- [What to work on] Write out the whole listing exactly as it stands.
───── Source material
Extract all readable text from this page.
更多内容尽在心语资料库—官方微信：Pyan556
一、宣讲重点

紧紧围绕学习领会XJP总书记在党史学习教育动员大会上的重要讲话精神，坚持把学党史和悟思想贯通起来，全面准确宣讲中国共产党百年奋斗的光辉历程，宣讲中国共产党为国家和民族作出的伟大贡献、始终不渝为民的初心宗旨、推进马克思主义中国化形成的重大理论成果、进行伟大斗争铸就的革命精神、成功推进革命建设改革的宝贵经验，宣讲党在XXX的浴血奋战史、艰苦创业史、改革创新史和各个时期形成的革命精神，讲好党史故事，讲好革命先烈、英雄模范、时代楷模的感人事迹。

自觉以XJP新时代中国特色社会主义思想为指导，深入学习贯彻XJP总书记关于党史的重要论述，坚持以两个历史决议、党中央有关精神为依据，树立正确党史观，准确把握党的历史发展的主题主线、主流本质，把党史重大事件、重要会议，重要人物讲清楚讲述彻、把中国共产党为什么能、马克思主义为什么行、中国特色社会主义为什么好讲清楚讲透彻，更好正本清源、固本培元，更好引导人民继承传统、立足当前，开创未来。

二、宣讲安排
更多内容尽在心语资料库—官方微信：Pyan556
──────────
- [Worked solution]
Extract all readable text from this page.
更多内容尽在心语资料库—官方微信：Pyan556
一、宣讲重点

紧紧围绕学习领会XJP总书记在党史学习教育动员大会上的重要讲话精神，坚持把学党史和悟思想贯通起来，全面准确宣讲中国共产党百年奋斗的光辉历程，宣讲中国共产党为国家和民族作出的伟大贡献、始终不渝为民的初心宗旨、推进马克思主义中国化形成的重大理论成果、进行伟大斗争铸就的革命精神、成功推进革命建设改革的宝贵经验，宣讲党在XXX的浴血奋战史、艰苦创业史、改革创新史和各个时期形成的革命精神，讲好党史故事，讲好革命先烈、英雄模范、时代楷模的感人事迹。

自觉以XJP新时代中国特色社会主义思想为指导，深入学习贯彻XJP总书记关于党史的重要论述，坚持以两个历史决议、党中央有关精神为依据，树立正确党史观，准确把握党的历史发展的主题主线、主流本质，把党史重大事件、重要会议，重要人物讲清楚讲述彻、把中国共产党为什么能、马克思主义为什么行、中国特色社会主义为什么好讲清楚讲透彻，更好正本清源、固本培元，更好引导人民继承传统、立足当前，开创未来。

二、宣讲安排
更多内容尽在心语资料库—官方微信：Pyan556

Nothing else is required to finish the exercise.